• [Exercise task] Transcribe every line, keeping it exact.

• [Dataset content]
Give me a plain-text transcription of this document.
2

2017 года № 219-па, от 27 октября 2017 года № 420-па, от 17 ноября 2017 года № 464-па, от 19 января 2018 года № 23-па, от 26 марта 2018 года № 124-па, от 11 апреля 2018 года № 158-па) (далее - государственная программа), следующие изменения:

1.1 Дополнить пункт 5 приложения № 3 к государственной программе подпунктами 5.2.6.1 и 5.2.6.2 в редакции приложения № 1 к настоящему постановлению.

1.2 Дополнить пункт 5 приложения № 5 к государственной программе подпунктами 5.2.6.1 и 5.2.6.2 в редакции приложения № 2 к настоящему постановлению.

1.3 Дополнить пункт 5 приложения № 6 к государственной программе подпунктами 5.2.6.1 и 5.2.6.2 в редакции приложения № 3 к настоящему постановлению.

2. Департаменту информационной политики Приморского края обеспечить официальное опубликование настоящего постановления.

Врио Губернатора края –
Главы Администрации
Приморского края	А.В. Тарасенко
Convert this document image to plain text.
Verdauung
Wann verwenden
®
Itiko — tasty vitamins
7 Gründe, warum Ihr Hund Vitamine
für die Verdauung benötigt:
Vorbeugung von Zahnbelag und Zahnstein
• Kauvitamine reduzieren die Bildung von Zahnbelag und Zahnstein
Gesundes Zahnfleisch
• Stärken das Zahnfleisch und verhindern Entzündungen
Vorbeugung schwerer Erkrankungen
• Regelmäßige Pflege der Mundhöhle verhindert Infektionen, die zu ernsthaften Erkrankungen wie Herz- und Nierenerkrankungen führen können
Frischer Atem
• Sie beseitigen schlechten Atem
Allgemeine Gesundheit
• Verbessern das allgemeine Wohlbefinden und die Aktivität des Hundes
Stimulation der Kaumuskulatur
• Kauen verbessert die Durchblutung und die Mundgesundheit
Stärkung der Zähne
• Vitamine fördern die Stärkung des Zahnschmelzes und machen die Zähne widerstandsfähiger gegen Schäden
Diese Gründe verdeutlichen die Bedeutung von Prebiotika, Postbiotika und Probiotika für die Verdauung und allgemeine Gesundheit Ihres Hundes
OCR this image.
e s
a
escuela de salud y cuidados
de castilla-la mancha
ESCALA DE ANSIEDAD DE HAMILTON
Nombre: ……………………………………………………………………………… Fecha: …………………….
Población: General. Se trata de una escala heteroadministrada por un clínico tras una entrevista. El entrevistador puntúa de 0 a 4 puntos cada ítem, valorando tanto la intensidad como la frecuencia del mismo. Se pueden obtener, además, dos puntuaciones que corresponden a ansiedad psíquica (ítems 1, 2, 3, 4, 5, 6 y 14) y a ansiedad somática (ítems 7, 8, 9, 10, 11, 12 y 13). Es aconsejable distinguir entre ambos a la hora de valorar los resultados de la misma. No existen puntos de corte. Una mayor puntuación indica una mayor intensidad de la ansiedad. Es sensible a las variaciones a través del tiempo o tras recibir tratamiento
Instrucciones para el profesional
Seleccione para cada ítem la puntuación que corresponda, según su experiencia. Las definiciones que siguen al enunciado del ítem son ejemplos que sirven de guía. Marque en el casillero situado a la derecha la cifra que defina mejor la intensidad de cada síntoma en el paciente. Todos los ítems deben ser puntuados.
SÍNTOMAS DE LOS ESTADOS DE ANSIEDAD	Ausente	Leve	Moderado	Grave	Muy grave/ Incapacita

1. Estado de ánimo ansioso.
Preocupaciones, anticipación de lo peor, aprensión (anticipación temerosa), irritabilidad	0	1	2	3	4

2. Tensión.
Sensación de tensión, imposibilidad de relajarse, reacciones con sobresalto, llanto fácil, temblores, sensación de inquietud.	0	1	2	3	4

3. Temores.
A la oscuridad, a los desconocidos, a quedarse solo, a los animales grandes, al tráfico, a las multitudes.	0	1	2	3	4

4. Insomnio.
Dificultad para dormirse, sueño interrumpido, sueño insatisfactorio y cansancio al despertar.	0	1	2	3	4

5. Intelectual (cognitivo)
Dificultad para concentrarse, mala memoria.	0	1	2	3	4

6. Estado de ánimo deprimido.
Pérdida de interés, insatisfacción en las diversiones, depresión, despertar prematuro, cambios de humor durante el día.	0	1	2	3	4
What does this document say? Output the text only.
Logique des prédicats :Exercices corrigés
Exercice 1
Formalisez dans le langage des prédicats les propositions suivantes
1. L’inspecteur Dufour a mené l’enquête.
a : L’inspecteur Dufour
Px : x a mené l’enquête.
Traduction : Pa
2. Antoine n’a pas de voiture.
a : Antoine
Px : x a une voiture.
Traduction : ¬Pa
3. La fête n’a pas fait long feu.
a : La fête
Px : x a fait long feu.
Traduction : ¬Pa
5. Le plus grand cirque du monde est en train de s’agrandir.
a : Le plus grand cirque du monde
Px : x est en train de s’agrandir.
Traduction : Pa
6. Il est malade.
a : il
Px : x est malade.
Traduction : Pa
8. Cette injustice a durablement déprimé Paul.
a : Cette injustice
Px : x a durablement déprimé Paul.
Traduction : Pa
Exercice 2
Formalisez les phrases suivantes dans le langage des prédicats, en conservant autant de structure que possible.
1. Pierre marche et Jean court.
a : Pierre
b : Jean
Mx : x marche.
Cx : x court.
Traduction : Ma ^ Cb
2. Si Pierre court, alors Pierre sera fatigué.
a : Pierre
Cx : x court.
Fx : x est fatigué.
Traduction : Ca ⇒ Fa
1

• [Task solution]
Give me a plain-text transcription of this document.
2

2017 года № 219-па, от 27 октября 2017 года № 420-па, от 17 ноября 2017 года № 464-па, от 19 января 2018 года № 23-па, от 26 марта 2018 года № 124-па, от 11 апреля 2018 года № 158-па) (далее - государственная программа), следующие изменения:

1.1 Дополнить пункт 5 приложения № 3 к государственной программе подпунктами 5.2.6.1 и 5.2.6.2 в редакции приложения № 1 к настоящему постановлению.

1.2 Дополнить пункт 5 приложения № 5 к государственной программе подпунктами 5.2.6.1 и 5.2.6.2 в редакции приложения № 2 к настоящему постановлению.

1.3 Дополнить пункт 5 приложения № 6 к государственной программе подпунктами 5.2.6.1 и 5.2.6.2 в редакции приложения № 3 к настоящему постановлению.

2. Департаменту информационной политики Приморского края обеспечить официальное опубликование настоящего постановления.

Врио Губернатора края –
Главы Администрации
Приморского края	А.В. Тарасенко
Convert this document image to plain text.
Verdauung
Wann verwenden
®
Itiko — tasty vitamins
7 Gründe, warum Ihr Hund Vitamine
für die Verdauung benötigt:
Vorbeugung von Zahnbelag und Zahnstein
• Kauvitamine reduzieren die Bildung von Zahnbelag und Zahnstein
Gesundes Zahnfleisch
• Stärken das Zahnfleisch und verhindern Entzündungen
Vorbeugung schwerer Erkrankungen
• Regelmäßige Pflege der Mundhöhle verhindert Infektionen, die zu ernsthaften Erkrankungen wie Herz- und Nierenerkrankungen führen können
Frischer Atem
• Sie beseitigen schlechten Atem
Allgemeine Gesundheit
• Verbessern das allgemeine Wohlbefinden und die Aktivität des Hundes
Stimulation der Kaumuskulatur
• Kauen verbessert die Durchblutung und die Mundgesundheit
Stärkung der Zähne
• Vitamine fördern die Stärkung des Zahnschmelzes und machen die Zähne widerstandsfähiger gegen Schäden
Diese Gründe verdeutlichen die Bedeutung von Prebiotika, Postbiotika und Probiotika für die Verdauung und allgemeine Gesundheit Ihres Hundes
OCR this image.
e s
a
escuela de salud y cuidados
de castilla-la mancha
ESCALA DE ANSIEDAD DE HAMILTON
Nombre: ……………………………………………………………………………… Fecha: …………………….
Población: General. Se trata de una escala heteroadministrada por un clínico tras una entrevista. El entrevistador puntúa de 0 a 4 puntos cada ítem, valorando tanto la intensidad como la frecuencia del mismo. Se pueden obtener, además, dos puntuaciones que corresponden a ansiedad psíquica (ítems 1, 2, 3, 4, 5, 6 y 14) y a ansiedad somática (ítems 7, 8, 9, 10, 11, 12 y 13). Es aconsejable distinguir entre ambos a la hora de valorar los resultados de la misma. No existen puntos de corte. Una mayor puntuación indica una mayor intensidad de la ansiedad. Es sensible a las variaciones a través del tiempo o tras recibir tratamiento
Instrucciones para el profesional
Seleccione para cada ítem la puntuación que corresponda, según su experiencia. Las definiciones que siguen al enunciado del ítem son ejemplos que sirven de guía. Marque en el casillero situado a la derecha la cifra que defina mejor la intensidad de cada síntoma en el paciente. Todos los ítems deben ser puntuados.
SÍNTOMAS DE LOS ESTADOS DE ANSIEDAD	Ausente	Leve	Moderado	Grave	Muy grave/ Incapacita

1. Estado de ánimo ansioso.
Preocupaciones, anticipación de lo peor, aprensión (anticipación temerosa), irritabilidad	0	1	2	3	4

2. Tensión.
Sensación de tensión, imposibilidad de relajarse, reacciones con sobresalto, llanto fácil, temblores, sensación de inquietud.	0	1	2	3	4

3. Temores.
A la oscuridad, a los desconocidos, a quedarse solo, a los animales grandes, al tráfico, a las multitudes.	0	1	2	3	4

4. Insomnio.
Dificultad para dormirse, sueño interrumpido, sueño insatisfactorio y cansancio al despertar.	0	1	2	3	4

5. Intelectual (cognitivo)
Dificultad para concentrarse, mala memoria.	0	1	2	3	4

6. Estado de ánimo deprimido.
Pérdida de interés, insatisfacción en las diversiones, depresión, despertar prematuro, cambios de humor durante el día.	0	1	2	3	4
What does this document say? Output the text only.
Logique des prédicats :Exercices corrigés
Exercice 1
Formalisez dans le langage des prédicats les propositions suivantes
1. L’inspecteur Dufour a mené l’enquête.
a : L’inspecteur Dufour
Px : x a mené l’enquête.
Traduction : Pa
2. Antoine n’a pas de voiture.
a : Antoine
Px : x a une voiture.
Traduction : ¬Pa
3. La fête n’a pas fait long feu.
a : La fête
Px : x a fait long feu.
Traduction : ¬Pa
5. Le plus grand cirque du monde est en train de s’agrandir.
a : Le plus grand cirque du monde
Px : x est en train de s’agrandir.
Traduction : Pa
6. Il est malade.
a : il
Px : x est malade.
Traduction : Pa
8. Cette injustice a durablement déprimé Paul.
a : Cette injustice
Px : x a durablement déprimé Paul.
Traduction : Pa
Exercice 2
Formalisez les phrases suivantes dans le langage des prédicats, en conservant autant de structure que possible.
1. Pierre marche et Jean court.
a : Pierre
b : Jean
Mx : x marche.
Cx : x court.
Traduction : Ma ^ Cb
2. Si Pierre court, alors Pierre sera fatigué.
a : Pierre
Cx : x court.
Fx : x est fatigué.
Traduction : Ca ⇒ Fa
1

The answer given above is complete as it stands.